Data shown
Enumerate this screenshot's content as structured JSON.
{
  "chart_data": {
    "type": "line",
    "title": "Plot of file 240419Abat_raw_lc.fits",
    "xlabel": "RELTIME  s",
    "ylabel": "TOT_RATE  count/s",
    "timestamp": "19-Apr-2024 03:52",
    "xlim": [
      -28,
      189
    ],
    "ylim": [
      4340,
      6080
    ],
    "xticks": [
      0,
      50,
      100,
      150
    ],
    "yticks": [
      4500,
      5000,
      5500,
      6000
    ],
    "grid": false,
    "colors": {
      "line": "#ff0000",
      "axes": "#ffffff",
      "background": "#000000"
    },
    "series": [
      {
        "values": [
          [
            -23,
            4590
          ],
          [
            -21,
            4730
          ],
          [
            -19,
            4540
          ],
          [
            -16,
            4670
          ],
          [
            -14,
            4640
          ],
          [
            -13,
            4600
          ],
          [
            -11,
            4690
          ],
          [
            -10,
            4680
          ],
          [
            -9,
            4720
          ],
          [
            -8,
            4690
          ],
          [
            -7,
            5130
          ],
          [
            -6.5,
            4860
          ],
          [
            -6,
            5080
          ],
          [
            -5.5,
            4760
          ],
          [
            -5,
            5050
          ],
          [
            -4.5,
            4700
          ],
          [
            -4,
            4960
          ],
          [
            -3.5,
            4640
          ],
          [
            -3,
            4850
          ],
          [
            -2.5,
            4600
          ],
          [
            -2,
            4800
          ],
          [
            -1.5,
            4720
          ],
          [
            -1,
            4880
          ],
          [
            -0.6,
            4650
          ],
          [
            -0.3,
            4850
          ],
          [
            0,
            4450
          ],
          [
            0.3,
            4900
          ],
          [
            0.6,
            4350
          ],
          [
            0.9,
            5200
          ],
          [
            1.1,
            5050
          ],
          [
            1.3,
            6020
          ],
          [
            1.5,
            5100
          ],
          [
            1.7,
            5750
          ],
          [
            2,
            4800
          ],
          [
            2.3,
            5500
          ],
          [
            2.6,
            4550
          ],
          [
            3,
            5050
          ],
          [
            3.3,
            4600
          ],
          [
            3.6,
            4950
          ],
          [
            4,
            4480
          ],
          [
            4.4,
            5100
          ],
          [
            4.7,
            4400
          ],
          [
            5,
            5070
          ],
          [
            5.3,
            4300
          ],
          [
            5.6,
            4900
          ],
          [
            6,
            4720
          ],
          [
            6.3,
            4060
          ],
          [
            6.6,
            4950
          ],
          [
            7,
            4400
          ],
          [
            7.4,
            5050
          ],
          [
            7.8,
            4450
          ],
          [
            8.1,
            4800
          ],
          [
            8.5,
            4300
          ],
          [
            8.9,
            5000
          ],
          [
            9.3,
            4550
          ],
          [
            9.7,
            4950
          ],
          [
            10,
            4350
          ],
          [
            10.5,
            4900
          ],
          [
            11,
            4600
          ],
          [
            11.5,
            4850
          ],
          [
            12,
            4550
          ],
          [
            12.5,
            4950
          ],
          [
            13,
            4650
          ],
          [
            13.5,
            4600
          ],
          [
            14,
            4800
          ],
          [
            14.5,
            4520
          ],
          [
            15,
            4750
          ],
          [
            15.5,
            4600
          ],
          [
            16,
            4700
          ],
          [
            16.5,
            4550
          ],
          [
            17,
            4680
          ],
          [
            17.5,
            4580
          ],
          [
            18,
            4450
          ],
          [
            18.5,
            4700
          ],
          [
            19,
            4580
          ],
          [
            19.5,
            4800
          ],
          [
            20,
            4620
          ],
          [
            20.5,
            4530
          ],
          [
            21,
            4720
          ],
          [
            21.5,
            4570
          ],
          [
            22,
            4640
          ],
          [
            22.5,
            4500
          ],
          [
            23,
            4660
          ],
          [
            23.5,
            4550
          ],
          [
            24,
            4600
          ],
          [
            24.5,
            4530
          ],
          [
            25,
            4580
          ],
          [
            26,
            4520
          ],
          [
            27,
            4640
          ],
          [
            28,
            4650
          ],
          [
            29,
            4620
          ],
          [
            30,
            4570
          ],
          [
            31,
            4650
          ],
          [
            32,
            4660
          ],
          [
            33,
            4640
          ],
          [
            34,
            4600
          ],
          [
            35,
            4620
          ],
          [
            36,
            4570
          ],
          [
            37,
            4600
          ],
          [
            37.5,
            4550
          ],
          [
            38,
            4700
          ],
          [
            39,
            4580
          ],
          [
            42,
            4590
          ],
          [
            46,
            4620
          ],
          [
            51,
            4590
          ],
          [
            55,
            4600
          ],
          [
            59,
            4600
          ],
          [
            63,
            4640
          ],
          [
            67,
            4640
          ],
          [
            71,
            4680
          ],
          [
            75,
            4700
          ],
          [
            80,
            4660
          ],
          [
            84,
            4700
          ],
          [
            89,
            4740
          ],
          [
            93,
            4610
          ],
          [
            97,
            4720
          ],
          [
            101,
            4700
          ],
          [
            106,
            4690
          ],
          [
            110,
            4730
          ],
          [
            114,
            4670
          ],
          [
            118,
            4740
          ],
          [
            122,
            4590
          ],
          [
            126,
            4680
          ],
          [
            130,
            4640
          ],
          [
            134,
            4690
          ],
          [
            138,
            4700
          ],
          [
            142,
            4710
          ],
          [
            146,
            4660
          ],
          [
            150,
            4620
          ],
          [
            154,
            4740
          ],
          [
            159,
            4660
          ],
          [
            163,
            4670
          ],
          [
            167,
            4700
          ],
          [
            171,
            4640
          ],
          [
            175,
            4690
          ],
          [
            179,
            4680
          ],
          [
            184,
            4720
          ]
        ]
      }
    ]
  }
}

Task statement
Above are some records; extract every one of them exactly.

Answer in full
Enumerate this screenshot's content as structured JSON.
{
  "chart_data": {
    "type": "line",
    "title": "Plot of file 240419Abat_raw_lc.fits",
    "xlabel": "RELTIME  s",
    "ylabel": "TOT_RATE  count/s",
    "timestamp": "19-Apr-2024 03:52",
    "xlim": [
      -28,
      189
    ],
    "ylim": [
      4340,
      6080
    ],
    "xticks": [
      0,
      50,
      100,
      150
    ],
    "yticks": [
      4500,
      5000,
      5500,
      6000
    ],
    "grid": false,
    "colors": {
      "line": "#ff0000",
      "axes": "#ffffff",
      "background": "#000000"
    },
    "series": [
      {
        "values": [
          [
            -23,
            4590
          ],
          [
            -21,
            4730
          ],
          [
            -19,
            4540
          ],
          [
            -16,
            4670
          ],
          [
            -14,
            4640
          ],
          [
            -13,
            4600
          ],
          [
            -11,
            4690
          ],
          [
            -10,
            4680
          ],
          [
            -9,
            4720
          ],
          [
            -8,
            4690
          ],
          [
            -7,
            5130
          ],
          [
            -6.5,
            4860
          ],
          [
            -6,
            5080
          ],
          [
            -5.5,
            4760
          ],
          [
            -5,
            5050
          ],
          [
            -4.5,
            4700
          ],
          [
            -4,
            4960
          ],
          [
            -3.5,
            4640
          ],
          [
            -3,
            4850
          ],
          [
            -2.5,
            4600
          ],
          [
            -2,
            4800
          ],
          [
            -1.5,
            4720
          ],
          [
            -1,
            4880
          ],
          [
            -0.6,
            4650
          ],
          [
            -0.3,
            4850
          ],
          [
            0,
            4450
          ],
          [
            0.3,
            4900
          ],
          [
            0.6,
            4350
          ],
          [
            0.9,
            5200
          ],
          [
            1.1,
            5050
          ],
          [
            1.3,
            6020
          ],
          [
            1.5,
            5100
          ],
          [
            1.7,
            5750
          ],
          [
            2,
            4800
          ],
          [
            2.3,
            5500
          ],
          [
            2.6,
            4550
          ],
          [
            3,
            5050
          ],
          [
            3.3,
            4600
          ],
          [
            3.6,
            4950
          ],
          [
            4,
            4480
          ],
          [
            4.4,
            5100
          ],
          [
            4.7,
            4400
          ],
          [
            5,
            5070
          ],
          [
            5.3,
            4300
          ],
          [
            5.6,
            4900
          ],
          [
            6,
            4720
          ],
          [
            6.3,
            4060
          ],
          [
            6.6,
            4950
          ],
          [
            7,
            4400
          ],
          [
            7.4,
            5050
          ],
          [
            7.8,
            4450
          ],
          [
            8.1,
            4800
          ],
          [
            8.5,
            4300
          ],
          [
            8.9,
            5000
          ],
          [
            9.3,
            4550
          ],
          [
            9.7,
            4950
          ],
          [
            10,
            4350
          ],
          [
            10.5,
            4900
          ],
          [
            11,
            4600
          ],
          [
            11.5,
            4850
          ],
          [
            12,
            4550
          ],
          [
            12.5,
            4950
          ],
          [
            13,
            4650
          ],
          [
            13.5,
            4600
          ],
          [
            14,
            4800
          ],
          [
            14.5,
            4520
          ],
          [
            15,
            4750
          ],
          [
            15.5,
            4600
          ],
          [
            16,
            4700
          ],
          [
            16.5,
            4550
          ],
          [
            17,
            4680
          ],
          [
            17.5,
            4580
          ],
          [
            18,
            4450
          ],
          [
            18.5,
            4700
          ],
          [
            19,
            4580
          ],
          [
            19.5,
            4800
          ],
          [
            20,
            4620
          ],
          [
            20.5,
            4530
          ],
          [
            21,
            4720
          ],
          [
            21.5,
            4570
          ],
          [
            22,
            4640
          ],
          [
            22.5,
            4500
          ],
          [
            23,
            4660
          ],
          [
            23.5,
            4550
          ],
          [
            24,
            4600
          ],
          [
            24.5,
            4530
          ],
          [
            25,
            4580
          ],
          [
            26,
            4520
          ],
          [
            27,
            4640
          ],
          [
            28,
            4650
          ],
          [
            29,
            4620
          ],
          [
            30,
            4570
          ],
          [
            31,
            4650
          ],
          [
            32,
            4660
          ],
          [
            33,
            4640
          ],
          [
            34,
            4600
          ],
          [
            35,
            4620
          ],
          [
            36,
            4570
          ],
          [
            37,
            4600
          ],
          [
            37.5,
            4550
          ],
          [
            38,
            4700
          ],
          [
            39,
            4580
          ],
          [
            42,
            4590
          ],
          [
            46,
            4620
          ],
          [
            51,
            4590
          ],
          [
            55,
            4600
          ],
          [
            59,
            4600
          ],
          [
            63,
            4640
          ],
          [
            67,
            4640
          ],
          [
            71,
            4680
          ],
          [
            75,
            4700
          ],
          [
            80,
            4660
          ],
          [
            84,
            4700
          ],
          [
            89,
            4740
          ],
          [
            93,
            4610
          ],
          [
            97,
            4720
          ],
          [
            101,
            4700
          ],
          [
            106,
            4690
          ],
          [
            110,
            4730
          ],
          [
            114,
            4670
          ],
          [
            118,
            4740
          ],
          [
            122,
            4590
          ],
          [
            126,
            4680
          ],
          [
            130,
            4640
          ],
          [
            134,
            4690
          ],
          [
            138,
            4700
          ],
          [
            142,
            4710
          ],
          [
            146,
            4660
          ],
          [
            150,
            4620
          ],
          [
            154,
            4740
          ],
          [
            159,
            4660
          ],
          [
            163,
            4670
          ],
          [
            167,
            4700
          ],
          [
            171,
            4640
          ],
          [
            175,
            4690
          ],
          [
            179,
            4680
          ],
          [
            184,
            4720
          ]
        ]
      }
    ]
  }
}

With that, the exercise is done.